TEXT SHOWN –
»»
Merge pull request #46 from UT-Austin-RPL/add_info

Improve Checkpointing
UT-Austin-RPL · Sep 9, 2024 · 06d64ea · 06d64ea
2 parents 12380c0 + 0861bd7
commit 06d64ea
Show file tree

Hide file tree

Showing 4 changed files with 56 additions and 24 deletions.
diff --git a/README.md b/README.md
@@ -100,20 +100,29 @@ Aside from the `wandb` logging metrics, AMAGO outputs data in the following form
 
 ```bash
 {Experiment.dset_root} or {--buffer_dir}/
-    - {Experiment.dset_name} or {--run_name}/
-        - train/
-            # replay buffer of sequence data stored on disk as `*.traj` files
-            {environment_name}_{random_id}_{unix_time}.traj
-            {environment_name}_{another_random_id}_{later_unix_time}.traj
-            ...
-        - {Experiment.run_name} or {--run_name}/
-            - ckpts/
-                # full checkpoints that allow training to resume; saved at regular intervals
-                - {Experiment.run_name}_epoch_0
-                - {Experiment.run_name}_epoch_k
-                ...
-            - policy.pt # the current model weights - used to communicate between actor/learner processes
-            - config.txt # stores gin configuration details for reproducibility (see below)
+    |-- {Experiment.dset_name} or {--run_name}/
+        |-- train/
+        |    # replay buffer of sequence data stored on disk as `*.traj` files.
+        |    {environment_name}_{random_id}_{unix_time}.traj
+        |    {environment_name}_{another_random_id}_{later_unix_time}.traj
+        |    ...
+        |-- {Experiment.run_name} or {--run_name}/
+            |-- config.txt # stores gin configuration details for reproducibility (see below)
+            |-- policy.pt # the current model weights - used to communicate between actor/learner processes
+            |-- ckpts/
+                    |-- training_states/
+                    |    | # full checkpoints that restore the entire training setup in the same `accelerate` environment.
+                    |    | # (Including the optimizer, grad scaler, rng state, etc.)
+                    |    |-- {Experiment.run_name}_epoch_0/
+                    |        - # `accelerate` files you probably don't need
+                    |    |-- {Experiment.run_name}_epoch_{Experiment.ckpt_interval}/
+                    |    |-- ...
+                    |-- policy_weights/
+                        | # pure weight files that avoid `accelerate` state version control and are more portable for inference.
+                        |-- policy_epoch_0.pt
+                        |-- policy_epoch_{Experiment.ckpt_interval}.pt
+                        |-- ...
+        -- # any other runs that share this replay buffer would be listed here
 ```
 
 <br>

diff --git a/amago/envs/amago_env.py b/amago/envs/amago_env.py
@@ -96,7 +96,7 @@ def inner_reset(self, seed=None, options=None):
 
     def reset(self, seed=None, options=None) -> Timestep:
         self.step_count = 0
-        obs, _ = self.inner_reset(seed=seed, options=options)
+        obs, info = self.inner_reset(seed=seed, options=options)
««
RECORDS SUPPLIED –
»»
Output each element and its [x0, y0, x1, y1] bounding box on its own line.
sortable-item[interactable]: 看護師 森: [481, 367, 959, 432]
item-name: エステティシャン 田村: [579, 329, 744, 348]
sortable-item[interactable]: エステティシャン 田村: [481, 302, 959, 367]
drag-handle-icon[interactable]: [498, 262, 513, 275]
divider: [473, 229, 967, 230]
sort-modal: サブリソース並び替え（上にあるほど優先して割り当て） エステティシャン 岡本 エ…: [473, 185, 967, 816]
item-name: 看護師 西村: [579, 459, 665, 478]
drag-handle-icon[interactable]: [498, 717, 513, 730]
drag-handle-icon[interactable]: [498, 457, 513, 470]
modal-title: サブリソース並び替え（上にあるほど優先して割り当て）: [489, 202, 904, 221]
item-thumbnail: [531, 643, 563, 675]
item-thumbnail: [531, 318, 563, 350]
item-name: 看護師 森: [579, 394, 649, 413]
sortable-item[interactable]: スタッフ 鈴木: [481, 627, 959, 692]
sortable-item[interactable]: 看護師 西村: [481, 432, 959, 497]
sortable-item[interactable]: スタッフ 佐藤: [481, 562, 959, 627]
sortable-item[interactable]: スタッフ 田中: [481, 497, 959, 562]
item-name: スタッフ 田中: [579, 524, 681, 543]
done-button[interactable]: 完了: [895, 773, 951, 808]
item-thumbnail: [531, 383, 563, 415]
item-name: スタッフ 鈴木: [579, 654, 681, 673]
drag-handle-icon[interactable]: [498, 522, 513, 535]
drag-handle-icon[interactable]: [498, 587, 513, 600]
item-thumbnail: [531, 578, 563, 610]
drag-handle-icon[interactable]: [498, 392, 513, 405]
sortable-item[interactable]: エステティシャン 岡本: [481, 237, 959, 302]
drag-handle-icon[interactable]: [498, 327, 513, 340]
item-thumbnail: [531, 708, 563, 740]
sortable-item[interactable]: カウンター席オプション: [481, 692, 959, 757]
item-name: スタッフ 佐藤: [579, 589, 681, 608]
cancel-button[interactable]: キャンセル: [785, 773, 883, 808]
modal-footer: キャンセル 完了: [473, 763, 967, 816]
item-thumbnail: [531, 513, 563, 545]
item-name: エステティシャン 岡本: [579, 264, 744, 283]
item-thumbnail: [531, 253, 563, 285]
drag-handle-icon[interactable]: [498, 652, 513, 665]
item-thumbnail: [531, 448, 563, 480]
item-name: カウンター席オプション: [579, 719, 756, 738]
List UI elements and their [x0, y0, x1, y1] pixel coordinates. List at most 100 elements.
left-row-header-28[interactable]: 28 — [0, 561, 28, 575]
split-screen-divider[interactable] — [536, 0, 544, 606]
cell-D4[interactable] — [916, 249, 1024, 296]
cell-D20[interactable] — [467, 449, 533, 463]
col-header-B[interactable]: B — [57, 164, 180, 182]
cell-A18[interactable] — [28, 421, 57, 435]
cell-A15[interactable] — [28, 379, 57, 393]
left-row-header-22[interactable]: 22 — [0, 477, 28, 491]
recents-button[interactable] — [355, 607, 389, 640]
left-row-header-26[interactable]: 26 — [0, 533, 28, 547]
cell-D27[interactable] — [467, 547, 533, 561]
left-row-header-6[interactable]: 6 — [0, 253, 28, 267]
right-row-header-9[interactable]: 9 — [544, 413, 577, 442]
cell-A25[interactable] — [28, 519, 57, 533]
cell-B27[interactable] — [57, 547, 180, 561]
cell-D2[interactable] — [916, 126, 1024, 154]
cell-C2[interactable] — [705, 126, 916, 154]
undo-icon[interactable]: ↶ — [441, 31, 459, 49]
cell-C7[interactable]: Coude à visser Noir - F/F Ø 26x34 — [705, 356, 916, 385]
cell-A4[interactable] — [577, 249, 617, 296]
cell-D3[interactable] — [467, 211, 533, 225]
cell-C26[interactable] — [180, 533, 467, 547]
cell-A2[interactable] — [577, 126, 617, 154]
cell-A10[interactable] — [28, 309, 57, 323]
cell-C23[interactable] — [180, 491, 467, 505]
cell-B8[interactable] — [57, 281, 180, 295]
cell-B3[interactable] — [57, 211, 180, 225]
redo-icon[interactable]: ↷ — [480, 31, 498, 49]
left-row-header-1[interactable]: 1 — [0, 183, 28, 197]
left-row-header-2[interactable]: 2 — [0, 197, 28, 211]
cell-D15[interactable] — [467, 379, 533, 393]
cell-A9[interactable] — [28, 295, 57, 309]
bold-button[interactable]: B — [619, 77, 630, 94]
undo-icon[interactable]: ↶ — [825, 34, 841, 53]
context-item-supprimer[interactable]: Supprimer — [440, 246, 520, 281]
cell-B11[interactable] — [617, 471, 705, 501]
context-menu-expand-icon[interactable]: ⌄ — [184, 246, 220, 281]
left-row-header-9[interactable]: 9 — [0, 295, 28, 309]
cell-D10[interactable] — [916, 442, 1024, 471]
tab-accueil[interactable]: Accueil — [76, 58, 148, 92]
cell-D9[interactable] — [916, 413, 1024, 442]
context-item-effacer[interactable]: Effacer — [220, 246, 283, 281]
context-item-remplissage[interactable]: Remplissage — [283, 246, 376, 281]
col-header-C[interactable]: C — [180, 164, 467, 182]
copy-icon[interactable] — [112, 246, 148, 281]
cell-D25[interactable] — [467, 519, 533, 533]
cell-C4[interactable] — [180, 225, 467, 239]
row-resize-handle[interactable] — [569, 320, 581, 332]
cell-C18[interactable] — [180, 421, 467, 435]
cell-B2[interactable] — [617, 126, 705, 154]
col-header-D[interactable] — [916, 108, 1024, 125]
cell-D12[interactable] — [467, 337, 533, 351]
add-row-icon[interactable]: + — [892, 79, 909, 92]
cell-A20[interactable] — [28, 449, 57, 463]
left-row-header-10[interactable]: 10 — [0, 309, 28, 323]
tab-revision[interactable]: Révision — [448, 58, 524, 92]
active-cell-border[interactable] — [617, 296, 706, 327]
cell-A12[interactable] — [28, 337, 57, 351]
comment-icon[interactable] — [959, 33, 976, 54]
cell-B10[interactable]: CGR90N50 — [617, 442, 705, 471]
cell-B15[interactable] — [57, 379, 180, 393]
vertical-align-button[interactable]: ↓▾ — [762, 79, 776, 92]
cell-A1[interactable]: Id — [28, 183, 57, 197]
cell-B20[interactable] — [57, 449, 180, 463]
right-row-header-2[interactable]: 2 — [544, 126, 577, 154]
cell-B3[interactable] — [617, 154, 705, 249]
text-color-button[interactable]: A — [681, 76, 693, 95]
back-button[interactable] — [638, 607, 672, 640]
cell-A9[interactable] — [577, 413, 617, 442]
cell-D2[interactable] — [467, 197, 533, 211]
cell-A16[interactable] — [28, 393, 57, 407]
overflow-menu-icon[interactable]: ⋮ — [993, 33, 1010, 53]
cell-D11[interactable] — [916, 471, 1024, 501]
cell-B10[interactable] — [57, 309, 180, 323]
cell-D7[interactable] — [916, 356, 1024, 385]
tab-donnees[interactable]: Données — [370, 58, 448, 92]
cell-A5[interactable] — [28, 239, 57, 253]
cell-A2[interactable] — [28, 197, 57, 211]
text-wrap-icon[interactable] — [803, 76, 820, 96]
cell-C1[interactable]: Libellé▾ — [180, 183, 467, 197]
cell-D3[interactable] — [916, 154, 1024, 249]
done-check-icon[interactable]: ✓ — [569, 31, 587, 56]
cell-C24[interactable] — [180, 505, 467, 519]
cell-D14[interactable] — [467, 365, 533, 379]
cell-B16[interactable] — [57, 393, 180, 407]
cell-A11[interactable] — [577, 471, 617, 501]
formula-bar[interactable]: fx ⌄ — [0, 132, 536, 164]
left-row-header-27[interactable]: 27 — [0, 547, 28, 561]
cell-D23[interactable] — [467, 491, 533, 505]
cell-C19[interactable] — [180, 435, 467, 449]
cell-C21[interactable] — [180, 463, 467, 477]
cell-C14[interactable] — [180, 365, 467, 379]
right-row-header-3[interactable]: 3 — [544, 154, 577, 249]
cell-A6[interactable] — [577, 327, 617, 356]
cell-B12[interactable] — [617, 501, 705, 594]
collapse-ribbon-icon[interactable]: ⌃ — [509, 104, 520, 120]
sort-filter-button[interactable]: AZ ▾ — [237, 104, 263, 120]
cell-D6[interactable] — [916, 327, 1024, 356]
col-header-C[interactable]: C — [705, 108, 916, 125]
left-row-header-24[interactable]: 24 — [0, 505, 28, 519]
««
WHAT THIS EXERCISE ASKS –
• a. Using the commit page, decide whether each statement agrees with it: (i) the commit merges pull request #64; (ii) the new policy weight files are described as more portable for inference; (iii) the reset method now keeps the second value returned by inner_reset as info. Answer yes or no for each and quote the deciding words.
• b. Print the stretch of the commit page from "diff --git a/amago/envs/amago_env.py" through "obs, _ = self.inner_reset(seed=seed, options=options)".
• c. Write what follows the last line of the checkpointing commit page, continuing from the point where that page stops.

OUTPUTS BY TASK –
• a.
(i) No: "Merge pull request #46 from UT-Austin-RPL/add_info"
(ii) Yes: "pure weight files that avoid `accelerate` state version control and are more portable for inference."
(iii) Yes: "obs, info = self.inner_reset(seed=seed, options=options)"

• b.
diff --git a/amago/envs/amago_env.py b/amago/envs/amago_env.py
@@ -96,7 +96,7 @@ def inner_reset(self, seed=None, options=None):
 
     def reset(self, seed=None, options=None) -> Timestep:
         self.step_count = 0
-        obs, _ = self.inner_reset(seed=seed, options=options)

• c.
         if not isinstance(obs, dict):
             obs = {"observation": obs}
         timestep = Timestep(
@@ -110,7 +110,7 @@ def reset(self, seed=None, options=None) -> Timestep:
             terminal=False,
             raw_time_idx=0,
         )
-        return timestep
+        return timestep, info
 
     def inner_step(self, action):
         return self.env.step(action)

diff --git a/amago/envs/env_utils.py b/amago/envs/env_utils.py
@@ -202,7 +202,6 @@ def sequence_lengths(self):
 
 
 class ExplorationWrapper(ABC, gym.ActionWrapper):
-
     @abstractmethod
     def add_exploration_noise(self, action: np.ndarray, local_step: int, horizon: int):
         raise NotImplementedError
@@ -291,6 +290,7 @@ def add_exploration_noise(self, action, local_step, horizon):
         return expl_action
 
 
+@gin.configurable
 class EpsilonGreedy(BilevelEpsilonGreedy):
     """
     Sets the parameters of the BilevelEpsilonGreedy wrapper to be equivalent to standard epsilon-greedy.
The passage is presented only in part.